Information given =>
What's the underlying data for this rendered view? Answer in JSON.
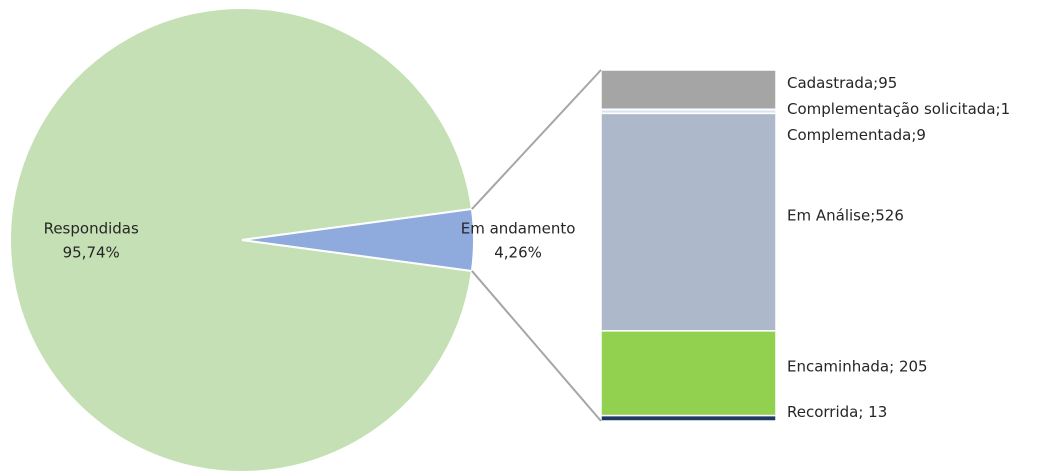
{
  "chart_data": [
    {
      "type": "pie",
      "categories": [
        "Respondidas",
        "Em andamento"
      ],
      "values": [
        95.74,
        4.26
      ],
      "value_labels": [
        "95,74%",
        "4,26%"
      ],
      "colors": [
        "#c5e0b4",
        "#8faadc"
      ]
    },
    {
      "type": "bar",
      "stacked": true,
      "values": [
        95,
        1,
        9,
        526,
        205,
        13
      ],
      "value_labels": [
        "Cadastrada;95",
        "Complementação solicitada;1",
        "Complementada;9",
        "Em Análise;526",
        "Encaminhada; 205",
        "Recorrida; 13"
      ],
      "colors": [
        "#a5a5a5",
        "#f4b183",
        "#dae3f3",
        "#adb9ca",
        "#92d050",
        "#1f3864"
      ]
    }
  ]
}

Set problem =>
Restate the full listing verbatim and drop every picture.

Finished answer =>
What's the underlying data for this rendered view? Answer in JSON.
{
  "chart_data": [
    {
      "type": "pie",
      "categories": [
        "Respondidas",
        "Em andamento"
      ],
      "values": [
        95.74,
        4.26
      ],
      "value_labels": [
        "95,74%",
        "4,26%"
      ],
      "colors": [
        "#c5e0b4",
        "#8faadc"
      ]
    },
    {
      "type": "bar",
      "stacked": true,
      "values": [
        95,
        1,
        9,
        526,
        205,
        13
      ],
      "value_labels": [
        "Cadastrada;95",
        "Complementação solicitada;1",
        "Complementada;9",
        "Em Análise;526",
        "Encaminhada; 205",
        "Recorrida; 13"
      ],
      "colors": [
        "#a5a5a5",
        "#f4b183",
        "#dae3f3",
        "#adb9ca",
        "#92d050",
        "#1f3864"
      ]
    }
  ]
}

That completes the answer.